## ITEMS
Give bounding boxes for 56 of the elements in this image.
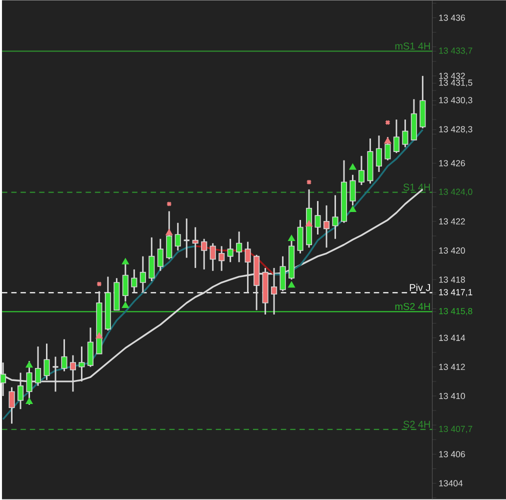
candlestick (358, 155, 364, 186)
y-tick-label: 13 415,8 (439, 308, 472, 316)
candlestick (236, 231, 242, 264)
candlestick (227, 238, 234, 264)
candlestick (244, 241, 251, 294)
y-tick-label: 13404 (439, 480, 463, 487)
candlestick (192, 226, 198, 269)
candlestick (87, 327, 94, 368)
ref-line-label: S1 4H (403, 184, 430, 191)
candlestick (332, 194, 338, 240)
point (306, 180, 312, 185)
y-tick-label: 13 432 (439, 73, 465, 80)
y-tick-label: 13 420 (439, 248, 465, 254)
candlestick (280, 256, 286, 292)
y-tick-label: 13 436 (439, 14, 465, 22)
ref-line-label: Piv J (410, 284, 430, 292)
y-tick-label: 13 433,7 (439, 48, 472, 56)
candlestick (174, 222, 181, 252)
candlestick (148, 236, 155, 282)
y-tick-label: 13 406 (439, 451, 465, 458)
y-tick-label: 13 426 (439, 160, 465, 167)
candlestick (297, 219, 304, 254)
point (96, 282, 102, 287)
candlestick (314, 200, 321, 236)
candlestick (183, 218, 190, 259)
y-tick-label: 13 410 (439, 393, 465, 400)
candlestick (393, 119, 400, 154)
candlestick (323, 204, 330, 249)
ref-line-label: mS2 4H (395, 303, 430, 310)
y-tick-label: 13 418 (439, 276, 465, 283)
point (166, 202, 172, 207)
y-tick-label: 13 424,0 (439, 188, 472, 196)
candlestick (218, 246, 225, 272)
y-tick-label: 13 417,1 (439, 289, 472, 297)
y-tick-label: 13 407,7 (439, 426, 472, 434)
y-tick-label: 13 422 (439, 218, 465, 225)
candlestick (140, 256, 146, 294)
y-tick-label: 13 431,5 (439, 80, 472, 88)
ref-line-label: S2 4H (403, 421, 430, 428)
y-tick-label: 13 414 (439, 334, 466, 342)
candlestick (271, 267, 278, 316)
y-tick-label: 13 428,3 (439, 126, 472, 134)
candlestick (201, 238, 208, 270)
candlestick (131, 268, 138, 294)
candlestick (210, 242, 216, 272)
candlestick (8, 386, 15, 425)
candlestick (376, 135, 382, 173)
ref-line-label: mS1 4H (395, 42, 430, 50)
point (385, 120, 390, 126)
y-tick-label: 13 412 (439, 364, 465, 370)
candlestick (402, 119, 408, 148)
candlestick (166, 210, 172, 260)
candlestick (157, 238, 164, 272)
candlestick (384, 136, 391, 162)
y-tick-label: 13 430,3 (439, 97, 472, 104)
candlestick (61, 338, 68, 372)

## AIM OF THE EXERCISE
Quote the items between the lines holding "candlestick (358, 155, 364, 186)" and "ref-line-label: Piv J (410, 284, 430, 292)", inclusive, and give only those lines.

## RESPONSE
candlestick (358, 155, 364, 186)
y-tick-label: 13 415,8 (439, 308, 472, 316)
candlestick (236, 231, 242, 264)
candlestick (227, 238, 234, 264)
candlestick (244, 241, 251, 294)
y-tick-label: 13404 (439, 480, 463, 487)
candlestick (192, 226, 198, 269)
candlestick (87, 327, 94, 368)
ref-line-label: S1 4H (403, 184, 430, 191)
candlestick (332, 194, 338, 240)
point (306, 180, 312, 185)
y-tick-label: 13 432 (439, 73, 465, 80)
y-tick-label: 13 420 (439, 248, 465, 254)
candlestick (280, 256, 286, 292)
y-tick-label: 13 436 (439, 14, 465, 22)
ref-line-label: Piv J (410, 284, 430, 292)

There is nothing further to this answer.